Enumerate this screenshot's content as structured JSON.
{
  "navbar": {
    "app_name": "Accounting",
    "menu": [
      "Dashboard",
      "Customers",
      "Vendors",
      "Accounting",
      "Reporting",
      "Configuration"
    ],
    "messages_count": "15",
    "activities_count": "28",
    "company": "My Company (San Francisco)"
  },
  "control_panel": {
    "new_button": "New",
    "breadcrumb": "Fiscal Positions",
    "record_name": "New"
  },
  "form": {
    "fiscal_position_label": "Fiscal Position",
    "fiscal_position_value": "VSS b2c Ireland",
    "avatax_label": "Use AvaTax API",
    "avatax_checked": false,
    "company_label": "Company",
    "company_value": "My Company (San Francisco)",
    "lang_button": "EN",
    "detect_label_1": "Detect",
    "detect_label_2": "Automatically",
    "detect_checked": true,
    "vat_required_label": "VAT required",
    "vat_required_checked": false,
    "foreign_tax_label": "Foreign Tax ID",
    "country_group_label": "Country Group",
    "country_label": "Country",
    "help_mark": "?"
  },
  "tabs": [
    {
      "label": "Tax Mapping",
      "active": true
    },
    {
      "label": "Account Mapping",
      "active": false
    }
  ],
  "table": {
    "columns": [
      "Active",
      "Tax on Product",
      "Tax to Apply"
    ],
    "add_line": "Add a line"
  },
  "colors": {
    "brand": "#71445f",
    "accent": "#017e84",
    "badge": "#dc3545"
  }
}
+ + + + + + +
What you need to do
Transcribe every entry word for word.

Full answer
Enumerate this screenshot's content as structured JSON.
{
  "navbar": {
    "app_name": "Accounting",
    "menu": [
      "Dashboard",
      "Customers",
      "Vendors",
      "Accounting",
      "Reporting",
      "Configuration"
    ],
    "messages_count": "15",
    "activities_count": "28",
    "company": "My Company (San Francisco)"
  },
  "control_panel": {
    "new_button": "New",
    "breadcrumb": "Fiscal Positions",
    "record_name": "New"
  },
  "form": {
    "fiscal_position_label": "Fiscal Position",
    "fiscal_position_value": "VSS b2c Ireland",
    "avatax_label": "Use AvaTax API",
    "avatax_checked": false,
    "company_label": "Company",
    "company_value": "My Company (San Francisco)",
    "lang_button": "EN",
    "detect_label_1": "Detect",
    "detect_label_2": "Automatically",
    "detect_checked": true,
    "vat_required_label": "VAT required",
    "vat_required_checked": false,
    "foreign_tax_label": "Foreign Tax ID",
    "country_group_label": "Country Group",
    "country_label": "Country",
    "help_mark": "?"
  },
  "tabs": [
    {
      "label": "Tax Mapping",
      "active": true
    },
    {
      "label": "Account Mapping",
      "active": false
    }
  ],
  "table": {
    "columns": [
      "Active",
      "Tax on Product",
      "Tax to Apply"
    ],
    "add_line": "Add a line"
  },
  "colors": {
    "brand": "#71445f",
    "accent": "#017e84",
    "badge": "#dc3545"
  }
}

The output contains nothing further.